### EXERCISE OBJECTIVE
Leaving out every picture, quote the data below exactly as it appears.
* Start *
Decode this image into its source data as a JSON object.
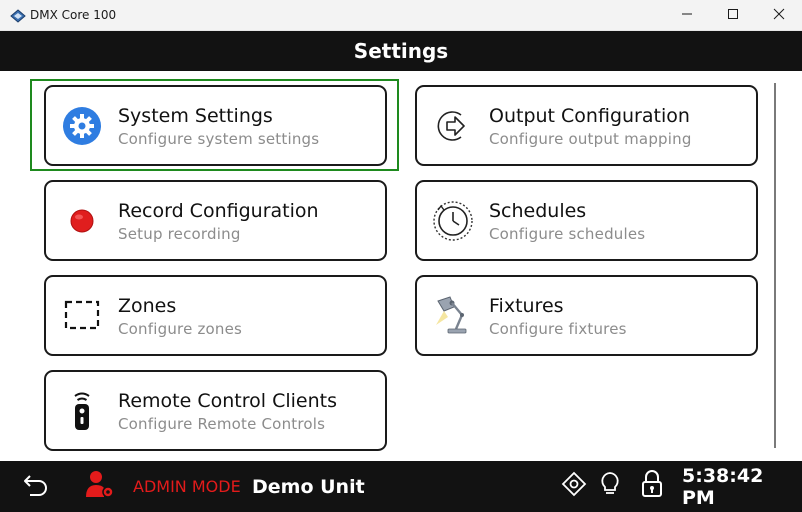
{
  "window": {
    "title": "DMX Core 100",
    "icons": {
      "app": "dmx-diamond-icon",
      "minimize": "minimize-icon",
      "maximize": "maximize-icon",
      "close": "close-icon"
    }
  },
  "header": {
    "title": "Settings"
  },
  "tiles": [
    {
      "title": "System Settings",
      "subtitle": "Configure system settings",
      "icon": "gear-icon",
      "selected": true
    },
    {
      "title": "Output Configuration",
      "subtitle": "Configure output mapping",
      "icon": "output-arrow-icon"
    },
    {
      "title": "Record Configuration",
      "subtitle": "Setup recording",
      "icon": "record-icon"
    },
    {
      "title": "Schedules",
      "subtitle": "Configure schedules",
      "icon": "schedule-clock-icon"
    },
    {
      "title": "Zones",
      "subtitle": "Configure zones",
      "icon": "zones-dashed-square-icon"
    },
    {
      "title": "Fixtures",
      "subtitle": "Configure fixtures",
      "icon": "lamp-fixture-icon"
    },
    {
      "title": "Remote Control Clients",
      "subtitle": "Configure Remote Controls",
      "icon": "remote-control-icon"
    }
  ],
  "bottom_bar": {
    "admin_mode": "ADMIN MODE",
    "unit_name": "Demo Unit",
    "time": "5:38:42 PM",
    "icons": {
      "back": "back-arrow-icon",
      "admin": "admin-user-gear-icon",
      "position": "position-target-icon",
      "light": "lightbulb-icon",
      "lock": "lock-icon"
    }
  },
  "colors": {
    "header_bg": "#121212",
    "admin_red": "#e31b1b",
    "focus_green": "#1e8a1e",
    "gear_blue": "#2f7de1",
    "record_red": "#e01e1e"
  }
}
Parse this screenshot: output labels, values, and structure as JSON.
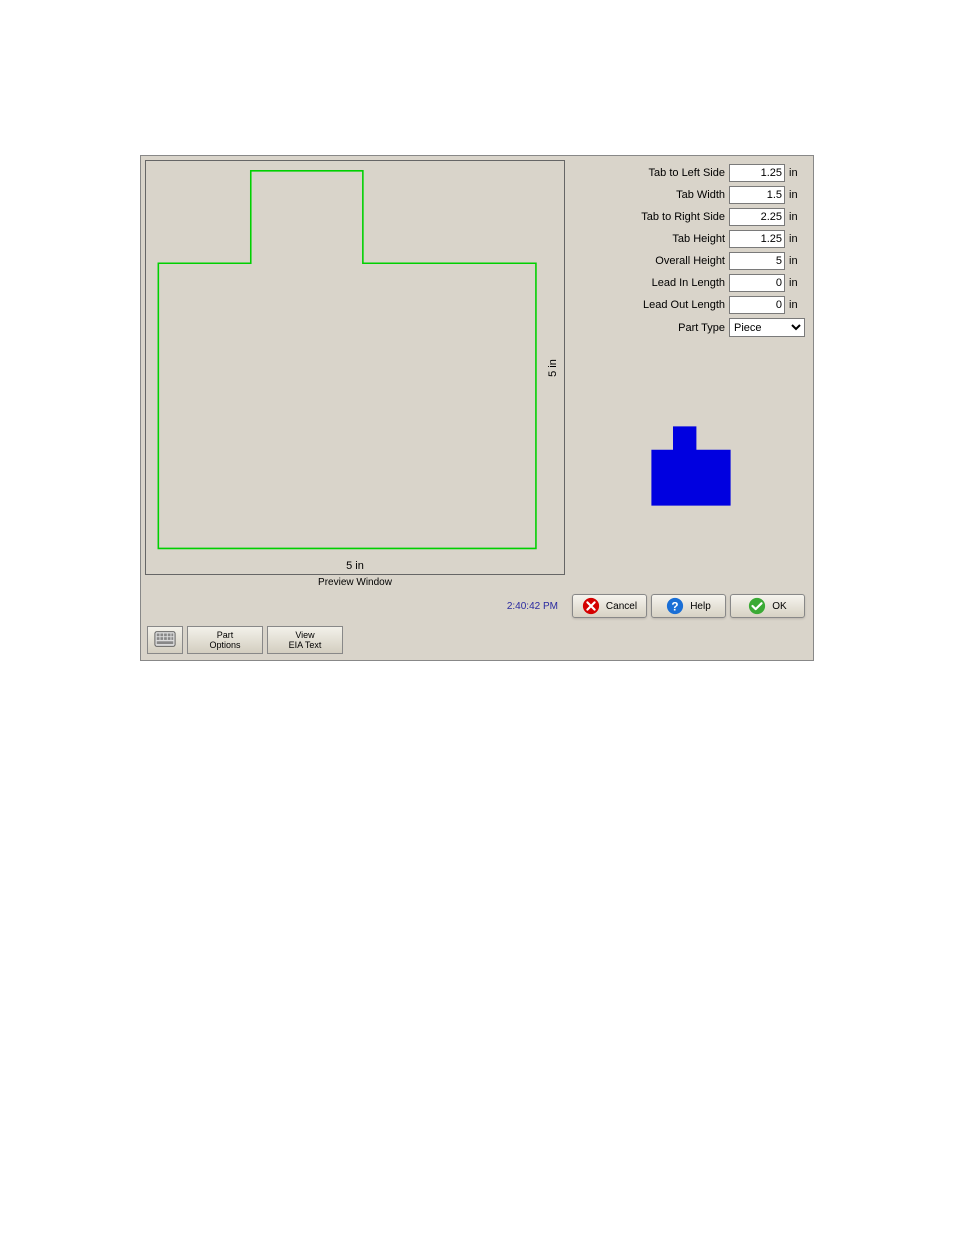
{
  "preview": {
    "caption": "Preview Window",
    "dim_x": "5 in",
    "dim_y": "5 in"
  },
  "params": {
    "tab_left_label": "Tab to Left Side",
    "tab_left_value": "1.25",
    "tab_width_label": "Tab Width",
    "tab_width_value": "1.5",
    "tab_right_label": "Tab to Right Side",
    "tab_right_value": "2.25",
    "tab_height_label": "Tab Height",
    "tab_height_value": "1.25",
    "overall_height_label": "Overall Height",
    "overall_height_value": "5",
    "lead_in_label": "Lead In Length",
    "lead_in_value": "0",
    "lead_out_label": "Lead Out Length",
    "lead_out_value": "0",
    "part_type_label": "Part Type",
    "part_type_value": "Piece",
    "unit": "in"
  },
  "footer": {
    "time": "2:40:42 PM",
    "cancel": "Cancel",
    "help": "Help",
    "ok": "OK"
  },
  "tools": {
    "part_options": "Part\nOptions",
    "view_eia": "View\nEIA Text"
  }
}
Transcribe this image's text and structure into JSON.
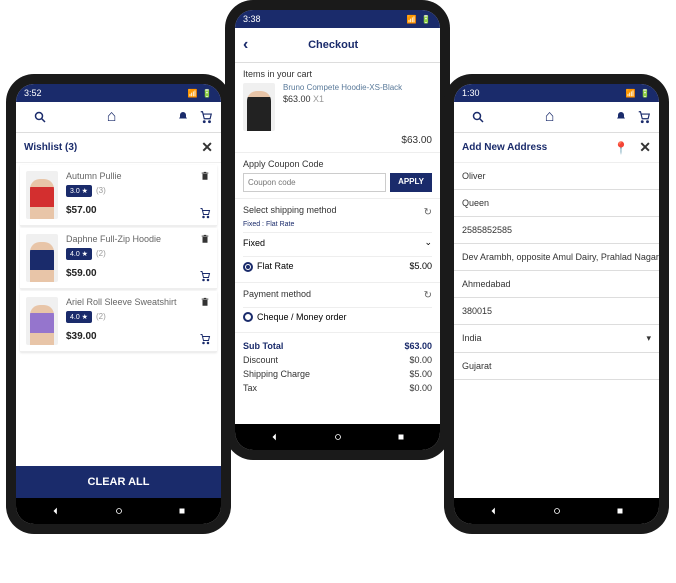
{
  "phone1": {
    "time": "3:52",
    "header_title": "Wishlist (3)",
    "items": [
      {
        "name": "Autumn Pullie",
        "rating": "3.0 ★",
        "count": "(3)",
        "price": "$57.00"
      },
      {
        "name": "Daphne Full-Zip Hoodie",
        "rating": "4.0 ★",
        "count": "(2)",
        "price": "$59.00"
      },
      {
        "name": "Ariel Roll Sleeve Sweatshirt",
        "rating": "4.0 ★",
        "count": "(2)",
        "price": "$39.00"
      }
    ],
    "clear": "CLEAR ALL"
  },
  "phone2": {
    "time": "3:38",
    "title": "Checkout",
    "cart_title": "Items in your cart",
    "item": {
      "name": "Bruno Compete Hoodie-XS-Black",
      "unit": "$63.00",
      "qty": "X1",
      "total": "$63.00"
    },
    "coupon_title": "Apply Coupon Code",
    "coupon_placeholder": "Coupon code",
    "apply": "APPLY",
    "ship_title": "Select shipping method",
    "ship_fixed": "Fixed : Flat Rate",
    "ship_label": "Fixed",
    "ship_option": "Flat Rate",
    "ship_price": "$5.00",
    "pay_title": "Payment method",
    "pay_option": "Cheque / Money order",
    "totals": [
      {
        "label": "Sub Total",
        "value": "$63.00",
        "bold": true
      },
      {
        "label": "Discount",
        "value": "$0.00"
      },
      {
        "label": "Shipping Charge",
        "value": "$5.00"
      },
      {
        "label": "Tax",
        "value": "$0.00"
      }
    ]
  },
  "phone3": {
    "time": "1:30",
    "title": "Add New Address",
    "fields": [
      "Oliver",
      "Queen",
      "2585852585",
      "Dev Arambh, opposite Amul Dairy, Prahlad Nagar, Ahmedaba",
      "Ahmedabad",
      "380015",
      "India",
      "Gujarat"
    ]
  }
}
* End *
### WRITTEN REPLY
Decode this image into its source data as a JSON object.
{
  "window": {
    "title": "DMX Core 100",
    "icons": {
      "app": "dmx-diamond-icon",
      "minimize": "minimize-icon",
      "maximize": "maximize-icon",
      "close": "close-icon"
    }
  },
  "header": {
    "title": "Settings"
  },
  "tiles": [
    {
      "title": "System Settings",
      "subtitle": "Configure system settings",
      "icon": "gear-icon",
      "selected": true
    },
    {
      "title": "Output Configuration",
      "subtitle": "Configure output mapping",
      "icon": "output-arrow-icon"
    },
    {
      "title": "Record Configuration",
      "subtitle": "Setup recording",
      "icon": "record-icon"
    },
    {
      "title": "Schedules",
      "subtitle": "Configure schedules",
      "icon": "schedule-clock-icon"
    },
    {
      "title": "Zones",
      "subtitle": "Configure zones",
      "icon": "zones-dashed-square-icon"
    },
    {
      "title": "Fixtures",
      "subtitle": "Configure fixtures",
      "icon": "lamp-fixture-icon"
    },
    {
      "title": "Remote Control Clients",
      "subtitle": "Configure Remote Controls",
      "icon": "remote-control-icon"
    }
  ],
  "bottom_bar": {
    "admin_mode": "ADMIN MODE",
    "unit_name": "Demo Unit",
    "time": "5:38:42 PM",
    "icons": {
      "back": "back-arrow-icon",
      "admin": "admin-user-gear-icon",
      "position": "position-target-icon",
      "light": "lightbulb-icon",
      "lock": "lock-icon"
    }
  },
  "colors": {
    "header_bg": "#121212",
    "admin_red": "#e31b1b",
    "focus_green": "#1e8a1e",
    "gear_blue": "#2f7de1",
    "record_red": "#e01e1e"
  }
}
Parse this screenshot: output labels, values, and structure as JSON.
{
  "preview": {
    "caption": "Preview Window",
    "dim_x": "5 in",
    "dim_y": "5 in"
  },
  "params": {
    "tab_left_label": "Tab to Left Side",
    "tab_left_value": "1.25",
    "tab_width_label": "Tab Width",
    "tab_width_value": "1.5",
    "tab_right_label": "Tab to Right Side",
    "tab_right_value": "2.25",
    "tab_height_label": "Tab Height",
    "tab_height_value": "1.25",
    "overall_height_label": "Overall Height",
    "overall_height_value": "5",
    "lead_in_label": "Lead In Length",
    "lead_in_value": "0",
    "lead_out_label": "Lead Out Length",
    "lead_out_value": "0",
    "part_type_label": "Part Type",
    "part_type_value": "Piece",
    "unit": "in"
  },
  "footer": {
    "time": "2:40:42 PM",
    "cancel": "Cancel",
    "help": "Help",
    "ok": "OK"
  },
  "tools": {
    "part_options": "Part\nOptions",
    "view_eia": "View\nEIA Text"
  }
}
Transcribe this image's text and structure into JSON.
{
  "phone1": {
    "time": "3:52",
    "header_title": "Wishlist (3)",
    "items": [
      {
        "name": "Autumn Pullie",
        "rating": "3.0 ★",
        "count": "(3)",
        "price": "$57.00"
      },
      {
        "name": "Daphne Full-Zip Hoodie",
        "rating": "4.0 ★",
        "count": "(2)",
        "price": "$59.00"
      },
      {
        "name": "Ariel Roll Sleeve Sweatshirt",
        "rating": "4.0 ★",
        "count": "(2)",
        "price": "$39.00"
      }
    ],
    "clear": "CLEAR ALL"
  },
  "phone2": {
    "time": "3:38",
    "title": "Checkout",
    "cart_title": "Items in your cart",
    "item": {
      "name": "Bruno Compete Hoodie-XS-Black",
      "unit": "$63.00",
      "qty": "X1",
      "total": "$63.00"
    },
    "coupon_title": "Apply Coupon Code",
    "coupon_placeholder": "Coupon code",
    "apply": "APPLY",
    "ship_title": "Select shipping method",
    "ship_fixed": "Fixed : Flat Rate",
    "ship_label": "Fixed",
    "ship_option": "Flat Rate",
    "ship_price": "$5.00",
    "pay_title": "Payment method",
    "pay_option": "Cheque / Money order",
    "totals": [
      {
        "label": "Sub Total",
        "value": "$63.00",
        "bold": true
      },
      {
        "label": "Discount",
        "value": "$0.00"
      },
      {
        "label": "Shipping Charge",
        "value": "$5.00"
      },
      {
        "label": "Tax",
        "value": "$0.00"
      }
    ]
  },
  "phone3": {
    "time": "1:30",
    "title": "Add New Address",
    "fields": [
      "Oliver",
      "Queen",
      "2585852585",
      "Dev Arambh, opposite Amul Dairy, Prahlad Nagar, Ahmedaba",
      "Ahmedabad",
      "380015",
      "India",
      "Gujarat"
    ]
  }
}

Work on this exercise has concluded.